* _DESCRIPTION OF THE TASK_: In the entries below, how many lines hold the string "应用程序池"? Give only the number.
+ + + + + + +
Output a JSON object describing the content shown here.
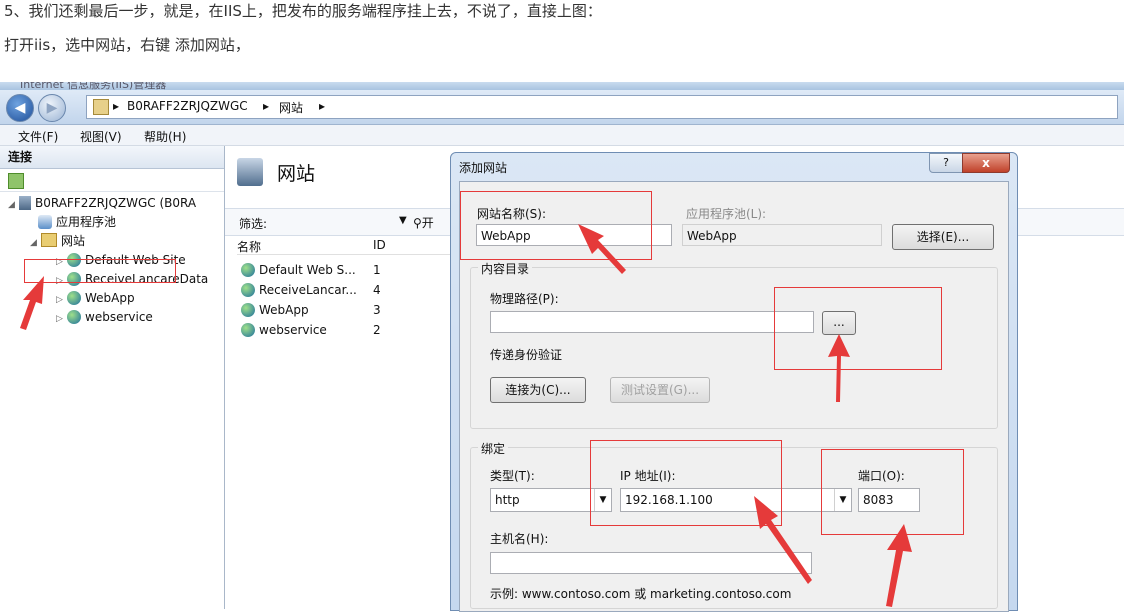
{
  "intro": {
    "line1": "5、我们还剩最后一步，就是，在IIS上，把发布的服务端程序挂上去，不说了，直接上图：",
    "line2": "打开iis，选中网站，右键 添加网站，"
  },
  "window": {
    "title_partial": "Internet 信息服务(IIS)管理器",
    "breadcrumb": [
      "B0RAFF2ZRJQZWGC",
      "网站"
    ],
    "menu": [
      "文件(F)",
      "视图(V)",
      "帮助(H)"
    ]
  },
  "left_pane": {
    "header": "连接",
    "tree": {
      "server": "B0RAFF2ZRJQZWGC (B0RA",
      "app_pools": "应用程序池",
      "sites": "网站",
      "site_list": [
        "Default Web Site",
        "ReceiveLancareData",
        "WebApp",
        "webservice"
      ]
    }
  },
  "content": {
    "title": "网站",
    "filter_label": "筛选:",
    "go_label": "开",
    "col_name": "名称",
    "col_id": "ID",
    "rows": [
      {
        "name": "Default Web S...",
        "id": "1"
      },
      {
        "name": "ReceiveLancar...",
        "id": "4"
      },
      {
        "name": "WebApp",
        "id": "3"
      },
      {
        "name": "webservice",
        "id": "2"
      }
    ]
  },
  "dialog": {
    "title": "添加网站",
    "help": "?",
    "close": "x",
    "site_name_label": "网站名称(S):",
    "site_name_value": "WebApp",
    "app_pool_label": "应用程序池(L):",
    "app_pool_value": "WebApp",
    "select_button": "选择(E)...",
    "content_dir": "内容目录",
    "physical_path_label": "物理路径(P):",
    "physical_path_value": "",
    "browse_button": "...",
    "pass_auth": "传递身份验证",
    "connect_as": "连接为(C)...",
    "test_settings": "测试设置(G)...",
    "binding": "绑定",
    "type_label": "类型(T):",
    "type_value": "http",
    "ip_label": "IP 地址(I):",
    "ip_value": "192.168.1.100",
    "port_label": "端口(O):",
    "port_value": "8083",
    "host_label": "主机名(H):",
    "host_value": "",
    "example": "示例: www.contoso.com 或 marketing.contoso.com"
  },
  "colors": {
    "annotation_red": "#e53a3a",
    "accent_blue": "#1f4f99"
  }
}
+ + + + + + +
* _PROBLEM SOLUTION_: 2